__Work to be completed__: Below are records; work out how many of their lines hold the string "Użyj" and give that number alone.
--- start Supplied material ---
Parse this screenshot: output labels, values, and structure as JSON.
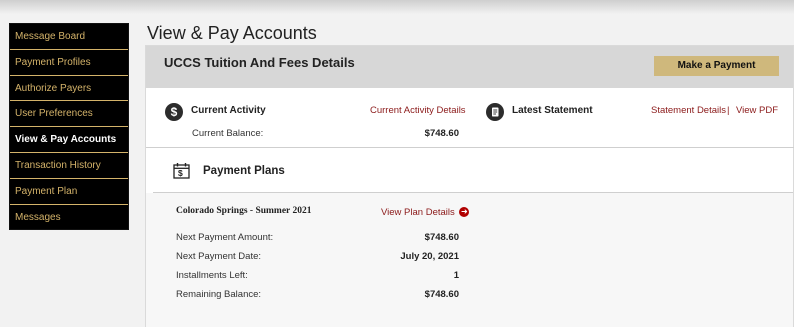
{
  "sidebar": {
    "items": [
      {
        "label": "Message Board"
      },
      {
        "label": "Payment Profiles"
      },
      {
        "label": "Authorize Payers"
      },
      {
        "label": "User Preferences"
      },
      {
        "label": "View & Pay Accounts",
        "active": true
      },
      {
        "label": "Transaction History"
      },
      {
        "label": "Payment Plan"
      },
      {
        "label": "Messages"
      }
    ]
  },
  "page": {
    "title": "View & Pay Accounts"
  },
  "account": {
    "title": "UCCS Tuition And Fees Details",
    "pay_button": "Make a Payment",
    "current_activity": {
      "icon_glyph": "$",
      "label": "Current Activity",
      "link": "Current Activity Details",
      "balance_label": "Current Balance:",
      "balance_value": "$748.60"
    },
    "latest_statement": {
      "label": "Latest Statement",
      "details_link": "Statement Details",
      "separator": "|",
      "pdf_link": "View PDF"
    }
  },
  "payment_plans": {
    "title": "Payment Plans",
    "icon_glyph": "$",
    "plan": {
      "name": "Colorado Springs - Summer 2021",
      "details_link": "View Plan Details",
      "rows": [
        {
          "label": "Next Payment Amount:",
          "value": "$748.60"
        },
        {
          "label": "Next Payment Date:",
          "value": "July 20, 2021"
        },
        {
          "label": "Installments Left:",
          "value": "1"
        },
        {
          "label": "Remaining Balance:",
          "value": "$748.60"
        }
      ]
    }
  },
  "colors": {
    "accent_gold": "#cfb87c",
    "link_red": "#8b1a1a",
    "sidebar_bg": "#000000"
  }
}
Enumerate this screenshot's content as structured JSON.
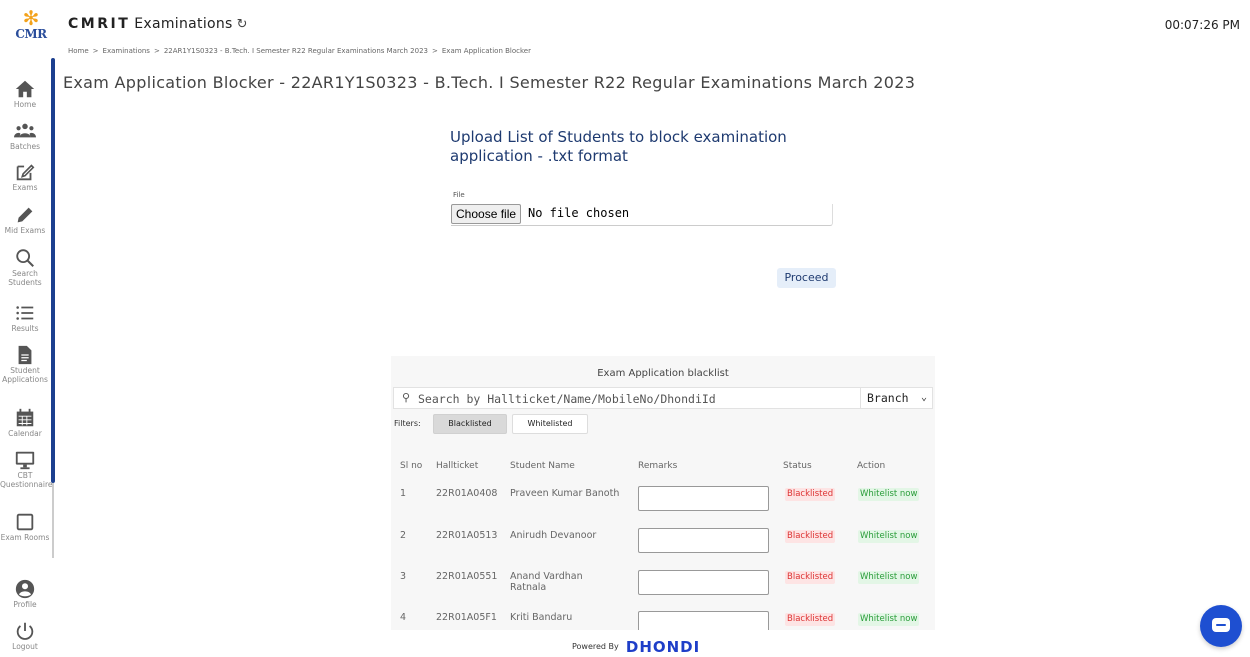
{
  "app": {
    "brand": "CMRIT",
    "subtitle": "Examinations",
    "clock": "00:07:26 PM",
    "logo_text": "CMR"
  },
  "breadcrumb": [
    "Home",
    "Examinations",
    "22AR1Y1S0323 - B.Tech. I Semester R22 Regular Examinations March 2023",
    "Exam Application Blocker"
  ],
  "page_title": "Exam Application Blocker - 22AR1Y1S0323 - B.Tech. I Semester R22 Regular Examinations March 2023",
  "sidebar": {
    "items": [
      {
        "label": "Home",
        "icon": "home-icon"
      },
      {
        "label": "Batches",
        "icon": "users-icon"
      },
      {
        "label": "Exams",
        "icon": "edit-icon"
      },
      {
        "label": "Mid Exams",
        "icon": "pencil-icon"
      },
      {
        "label": "Search Students",
        "icon": "search-icon"
      },
      {
        "label": "Results",
        "icon": "list-icon"
      },
      {
        "label": "Student Applications",
        "icon": "file-icon"
      },
      {
        "label": "Calendar",
        "icon": "calendar-icon"
      },
      {
        "label": "CBT Questionnaire",
        "icon": "monitor-icon"
      },
      {
        "label": "Exam Rooms",
        "icon": "square-icon"
      },
      {
        "label": "Profile",
        "icon": "user-circle-icon"
      },
      {
        "label": "Logout",
        "icon": "power-icon"
      }
    ]
  },
  "upload": {
    "heading": "Upload List of Students to block examination application - .txt format",
    "file_label": "File",
    "choose_label": "Choose file",
    "no_file_text": "No file chosen",
    "proceed_label": "Proceed"
  },
  "blacklist": {
    "title": "Exam Application blacklist",
    "search_placeholder": "Search by Hallticket/Name/MobileNo/DhondiId",
    "branch_label": "Branch",
    "filters_label": "Filters:",
    "filter_blacklisted": "Blacklisted",
    "filter_whitelisted": "Whitelisted",
    "columns": [
      "Sl no",
      "Hallticket",
      "Student Name",
      "Remarks",
      "Status",
      "Action"
    ],
    "rows": [
      {
        "sl": "1",
        "hallticket": "22R01A0408",
        "name": "Praveen Kumar Banoth",
        "status": "Blacklisted",
        "action": "Whitelist now"
      },
      {
        "sl": "2",
        "hallticket": "22R01A0513",
        "name": "Anirudh Devanoor",
        "status": "Blacklisted",
        "action": "Whitelist now"
      },
      {
        "sl": "3",
        "hallticket": "22R01A0551",
        "name": "Anand Vardhan Ratnala",
        "status": "Blacklisted",
        "action": "Whitelist now"
      },
      {
        "sl": "4",
        "hallticket": "22R01A05F1",
        "name": "Kriti Bandaru",
        "status": "Blacklisted",
        "action": "Whitelist now"
      }
    ]
  },
  "footer": {
    "powered_by": "Powered By",
    "brand": "DHONDI"
  }
}
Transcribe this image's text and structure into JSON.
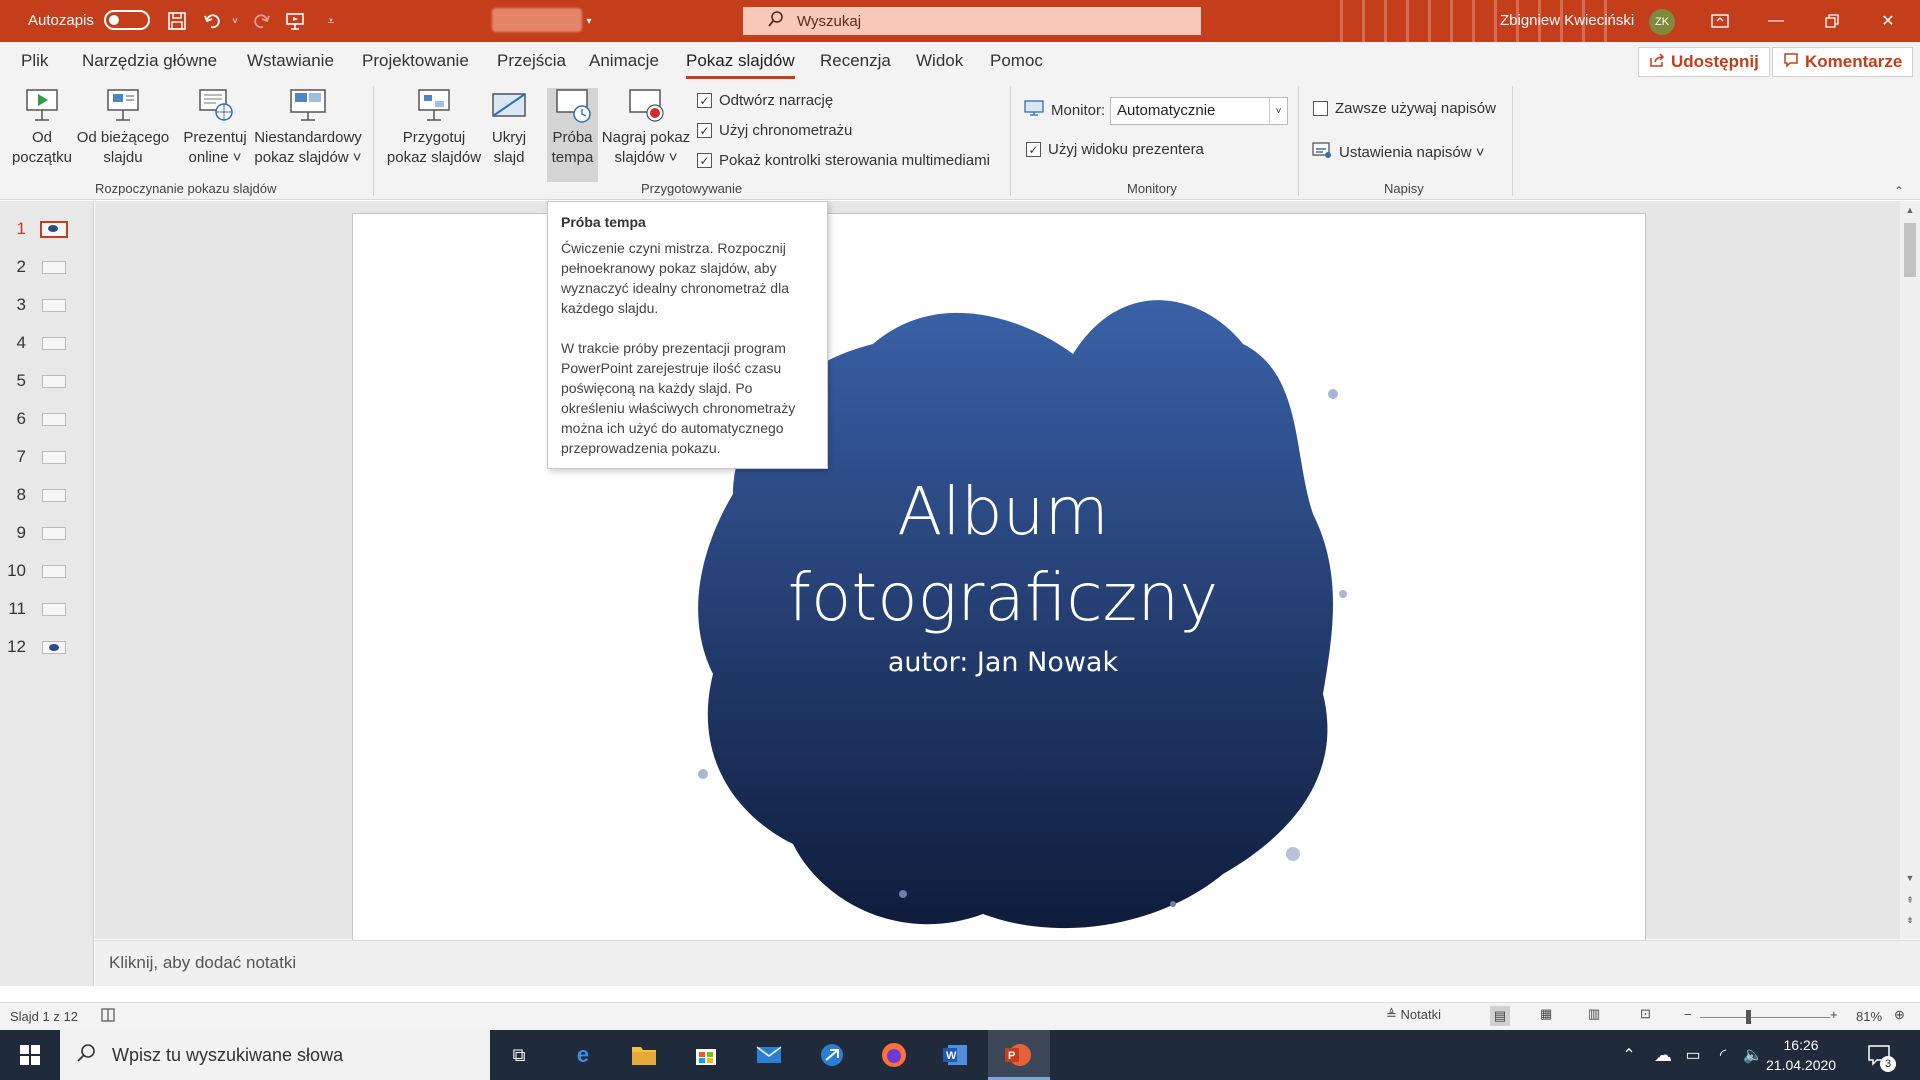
{
  "titlebar": {
    "autosave_label": "Autozapis",
    "search_placeholder": "Wyszukaj",
    "user_name": "Zbigniew Kwieciński",
    "user_initials": "ZK"
  },
  "menu": {
    "tabs": [
      "Plik",
      "Narzędzia główne",
      "Wstawianie",
      "Projektowanie",
      "Przejścia",
      "Animacje",
      "Pokaz slajdów",
      "Recenzja",
      "Widok",
      "Pomoc"
    ],
    "active_tab": "Pokaz slajdów",
    "share_label": "Udostępnij",
    "comments_label": "Komentarze"
  },
  "ribbon": {
    "start_group": {
      "label": "Rozpoczynanie pokazu slajdów",
      "buttons": [
        {
          "line1": "Od",
          "line2": "początku"
        },
        {
          "line1": "Od bieżącego",
          "line2": "slajdu"
        },
        {
          "line1": "Prezentuj",
          "line2": "online ˅"
        },
        {
          "line1": "Niestandardowy",
          "line2": "pokaz slajdów ˅"
        }
      ]
    },
    "setup_group": {
      "label": "Przygotowywanie",
      "buttons": [
        {
          "line1": "Przygotuj",
          "line2": "pokaz slajdów"
        },
        {
          "line1": "Ukryj",
          "line2": "slajd"
        },
        {
          "line1": "Próba",
          "line2": "tempa"
        },
        {
          "line1": "Nagraj pokaz",
          "line2": "slajdów ˅"
        }
      ],
      "checkboxes": [
        {
          "label": "Odtwórz narrację",
          "checked": true
        },
        {
          "label": "Użyj chronometrażu",
          "checked": true
        },
        {
          "label": "Pokaż kontrolki sterowania multimediami",
          "checked": true
        }
      ]
    },
    "monitors_group": {
      "label": "Monitory",
      "monitor_label": "Monitor:",
      "monitor_value": "Automatycznie",
      "presenter_view_label": "Użyj widoku prezentera",
      "presenter_view_checked": true
    },
    "captions_group": {
      "label": "Napisy",
      "always_captions_label": "Zawsze używaj napisów",
      "always_captions_checked": false,
      "caption_settings_label": "Ustawienia napisów ˅"
    }
  },
  "tooltip": {
    "title": "Próba tempa",
    "paragraph1": "Ćwiczenie czyni mistrza. Rozpocznij pełnoekranowy pokaz slajdów, aby wyznaczyć idealny chronometraż dla każdego slajdu.",
    "paragraph2": "W trakcie próby prezentacji program PowerPoint zarejestruje ilość czasu poświęconą na każdy slajd. Po określeniu właściwych chronometraży można ich użyć do automatycznego przeprowadzenia pokazu."
  },
  "thumbnails": {
    "numbers": [
      "1",
      "2",
      "3",
      "4",
      "5",
      "6",
      "7",
      "8",
      "9",
      "10",
      "11",
      "12"
    ],
    "active_index": 0
  },
  "slide": {
    "title_line1": "Album",
    "title_line2": "fotograficzny",
    "subtitle": "autor: Jan Nowak",
    "splash_color": "#2b4a86"
  },
  "notes_placeholder": "Kliknij, aby dodać notatki",
  "status": {
    "slide_counter": "Slajd 1 z 12",
    "notes_label": "Notatki",
    "zoom_minus": "−",
    "zoom_plus": "+",
    "zoom_level": "81%"
  },
  "taskbar": {
    "search_placeholder": "Wpisz tu wyszukiwane słowa",
    "time": "16:26",
    "date": "21.04.2020",
    "notification_count": "3"
  },
  "colors": {
    "accent": "#c43e1c",
    "taskbar": "#1f2b3a"
  }
}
--- end Supplied material ---
__The completed task__: 2